• _Stated goal_: Return the lines where the word "相对消费者市场而言" occurs.

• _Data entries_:
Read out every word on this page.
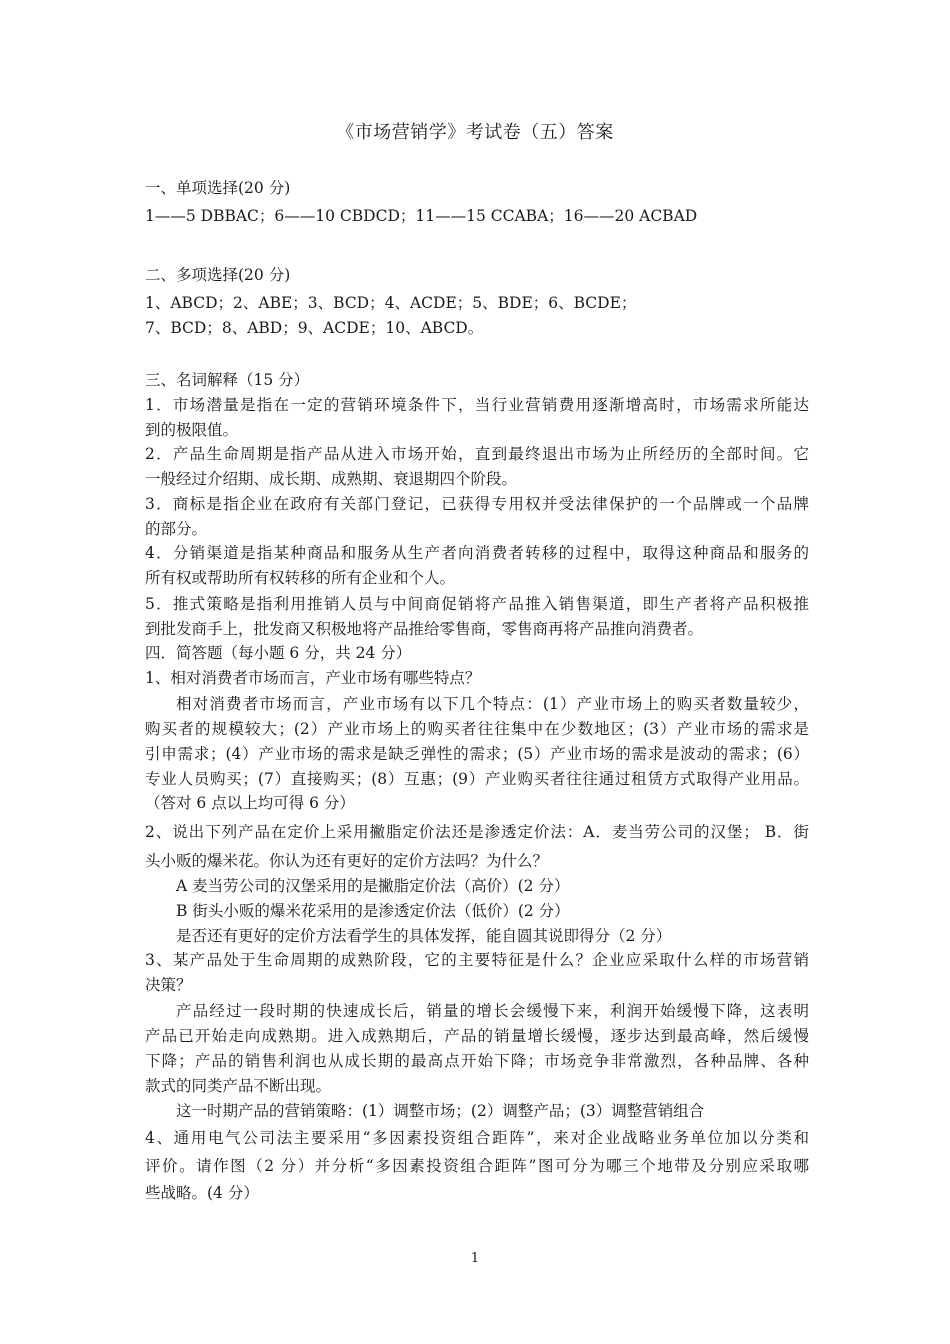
《市场营销学》考试卷（五）答案
一、单项选择(20 分)
1——5 DBBAC；6——10 CBDCD；11——15 CCABA；16——20 ACBAD
二、多项选择(20 分)
1、ABCD；2、ABE；3、BCD；4、ACDE；5、BDE；6、BCDE；
7、BCD；8、ABD；9、ACDE；10、ABCD。
三、名词解释（15 分）
1．市场潜量是指在一定的营销环境条件下，当行业营销费用逐渐增高时，市场需求所能达
到的极限值。
2．产品生命周期是指产品从进入市场开始，直到最终退出市场为止所经历的全部时间。它
一般经过介绍期、成长期、成熟期、衰退期四个阶段。
3．商标是指企业在政府有关部门登记，已获得专用权并受法律保护的一个品牌或一个品牌
的部分。
4．分销渠道是指某种商品和服务从生产者向消费者转移的过程中，取得这种商品和服务的
所有权或帮助所有权转移的所有企业和个人。
5．推式策略是指利用推销人员与中间商促销将产品推入销售渠道，即生产者将产品积极推
到批发商手上，批发商又积极地将产品推给零售商，零售商再将产品推向消费者。
四．简答题（每小题 6 分，共 24 分）
1、相对消费者市场而言，产业市场有哪些特点？
相对消费者市场而言，产业市场有以下几个特点：(1）产业市场上的购买者数量较少，
购买者的规模较大；(2）产业市场上的购买者往往集中在少数地区；(3）产业市场的需求是
引申需求；(4）产业市场的需求是缺乏弹性的需求；(5）产业市场的需求是波动的需求；(6）
专业人员购买；(7）直接购买；(8）互惠；(9）产业购买者往往通过租赁方式取得产业用品。
（答对 6 点以上均可得 6 分）
2、说出下列产品在定价上采用撇脂定价法还是渗透定价法：A．麦当劳公司的汉堡； B．街
头小贩的爆米花。你认为还有更好的定价方法吗？为什么？
A 麦当劳公司的汉堡采用的是撇脂定价法（高价）(2 分）
B 街头小贩的爆米花采用的是渗透定价法（低价）(2 分）
是否还有更好的定价方法看学生的具体发挥，能自圆其说即得分（2 分）
3、某产品处于生命周期的成熟阶段，它的主要特征是什么？企业应采取什么样的市场营销
决策？
产品经过一段时期的快速成长后，销量的增长会缓慢下来，利润开始缓慢下降，这表明
产品已开始走向成熟期。进入成熟期后，产品的销量增长缓慢，逐步达到最高峰，然后缓慢
下降；产品的销售利润也从成长期的最高点开始下降；市场竞争非常激烈，各种品牌、各种
款式的同类产品不断出现。
这一时期产品的营销策略：(1）调整市场；(2）调整产品；(3）调整营销组合
4、通用电气公司法主要采用“多因素投资组合距阵”，来对企业战略业务单位加以分类和
评价。请作图（2 分）并分析“多因素投资组合距阵”图可分为哪三个地带及分别应采取哪
些战略。(4 分）
1
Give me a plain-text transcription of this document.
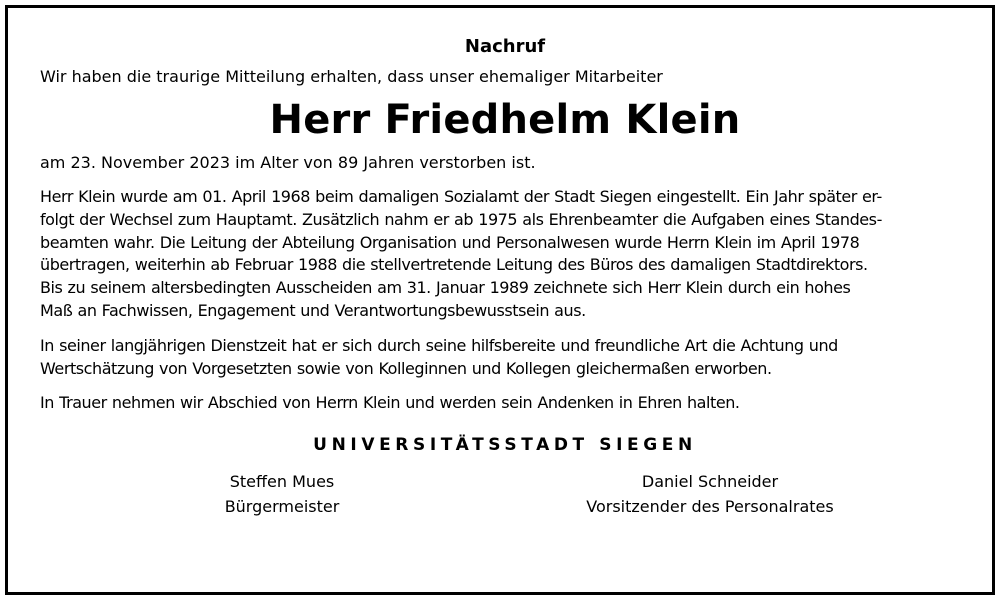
Nachruf

Wir haben die traurige Mitteilung erhalten, dass unser ehemaliger Mitarbeiter

Herr Friedhelm Klein

am 23. November 2023 im Alter von 89 Jahren verstorben ist.

Herr Klein wurde am 01. April 1968 beim damaligen Sozialamt der Stadt Siegen eingestellt. Ein Jahr später er-
folgt der Wechsel zum Hauptamt. Zusätzlich nahm er ab 1975 als Ehrenbeamter die Aufgaben eines Standes-
beamten wahr. Die Leitung der Abteilung Organisation und Personalwesen wurde Herrn Klein im April 1978
übertragen, weiterhin ab Februar 1988 die stellvertretende Leitung des Büros des damaligen Stadtdirektors.
Bis zu seinem altersbedingten Ausscheiden am 31. Januar 1989 zeichnete sich Herr Klein durch ein hohes
Maß an Fachwissen, Engagement und Verantwortungsbewusstsein aus.

In seiner langjährigen Dienstzeit hat er sich durch seine hilfsbereite und freundliche Art die Achtung und
Wertschätzung von Vorgesetzten sowie von Kolleginnen und Kollegen gleichermaßen erworben.

In Trauer nehmen wir Abschied von Herrn Klein und werden sein Andenken in Ehren halten.

UNIVERSITÄTSSTADT SIEGEN

Steffen Mues
Bürgermeister
Daniel Schneider
Vorsitzender des Personalrates
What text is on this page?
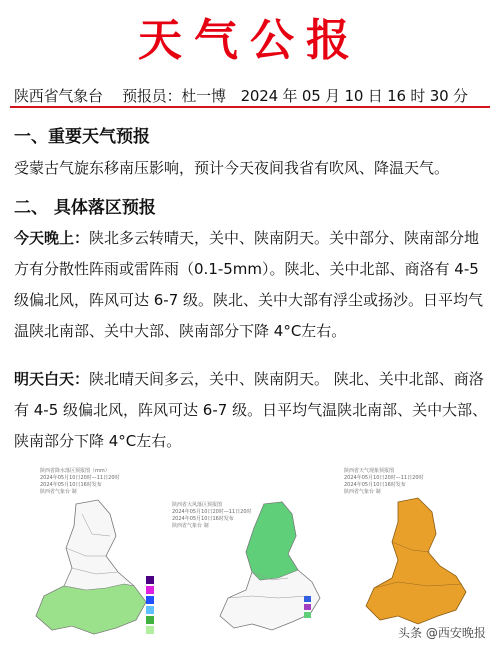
天气公报
陕西省气象台　 预报员：杜一博　2024 年 05 月 10 日 16 时 30 分
一、重要天气预报
受蒙古气旋东移南压影响，预计今天夜间我省有吹风、降温天气。
二、 具体落区预报
今天晚上：陕北多云转晴天，关中、陕南阴天。关中部分、陕南部分地方有分散性阵雨或雷阵雨（0.1-5mm）。陕北、关中北部、商洛有 4-5 级偏北风，阵风可达 6-7 级。陕北、关中大部有浮尘或扬沙。日平均气温陕北南部、关中大部、陕南部分下降 4°C左右。
明天白天：陕北晴天间多云，关中、陕南阴天。 陕北、关中北部、商洛有 4-5 级偏北风，阵风可达 6-7 级。日平均气温陕北南部、关中大部、陕南部分下降 4°C左右。
陕西省降水落区预报图（mm）
2024年05月10日20时—11日20时
2024年05月10日16时发布
陕西省气象台 制
陕西省大风落区预报图
2024年05月10日20时—11日20时
2024年05月10日16时发布
陕西省气象台 制
陕西省天气现象预报图
2024年05月10日20时—11日20时
2024年05月10日16时发布
陕西省气象台 制
头条 @西安晚报
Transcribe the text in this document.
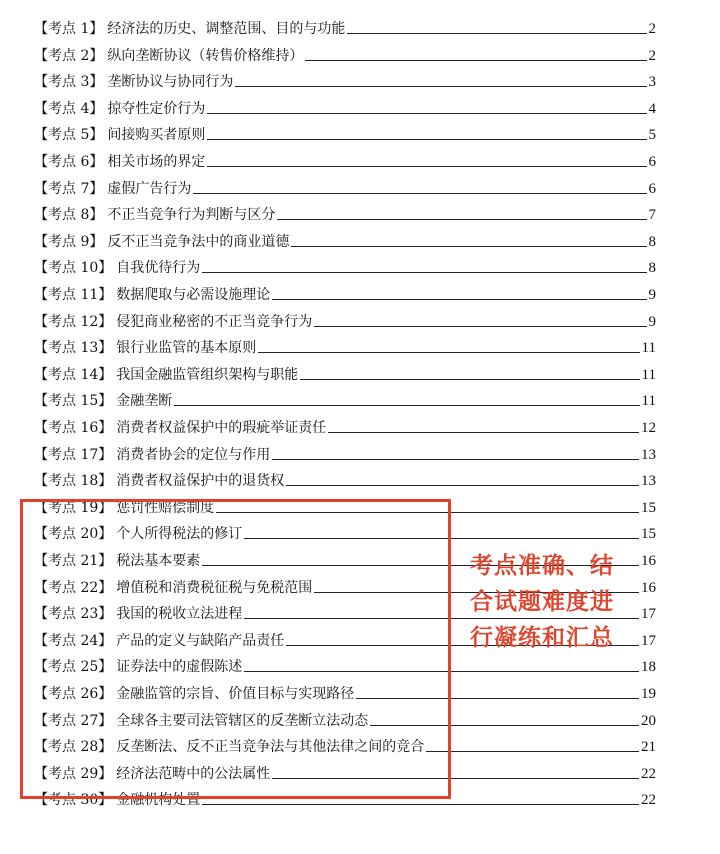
【考点 1】 经济法的历史、调整范围、目的与功能	2
【考点 2】 纵向垄断协议（转售价格维持）	2
【考点 3】 垄断协议与协同行为	3
【考点 4】 掠夺性定价行为	4
【考点 5】 间接购买者原则	5
【考点 6】 相关市场的界定	6
【考点 7】 虚假广告行为	6
【考点 8】 不正当竞争行为判断与区分	7
【考点 9】 反不正当竞争法中的商业道德	8
【考点 10】 自我优待行为	8
【考点 11】 数据爬取与必需设施理论	9
【考点 12】 侵犯商业秘密的不正当竞争行为	9
【考点 13】 银行业监管的基本原则	11
【考点 14】 我国金融监管组织架构与职能	11
【考点 15】 金融垄断	11
【考点 16】 消费者权益保护中的瑕疵举证责任	12
【考点 17】 消费者协会的定位与作用	13
【考点 18】 消费者权益保护中的退货权	13
【考点 19】 惩罚性赔偿制度	15
【考点 20】 个人所得税法的修订	15
【考点 21】 税法基本要素	16
【考点 22】 增值税和消费税征税与免税范围	16
【考点 23】 我国的税收立法进程	17
【考点 24】 产品的定义与缺陷产品责任	17
【考点 25】 证券法中的虚假陈述	18
【考点 26】 金融监管的宗旨、价值目标与实现路径	19
【考点 27】 全球各主要司法管辖区的反垄断立法动态	20
【考点 28】 反垄断法、反不正当竞争法与其他法律之间的竞合	21
【考点 29】 经济法范畴中的公法属性	22
【考点 30】 金融机构处置	22
考点准确、结
合试题难度进
行凝练和汇总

• _Result for this exercise_:
1、相对消费者市场而言，产业市场有哪些特点？
相对消费者市场而言，产业市场有以下几个特点：(1）产业市场上的购买者数量较少，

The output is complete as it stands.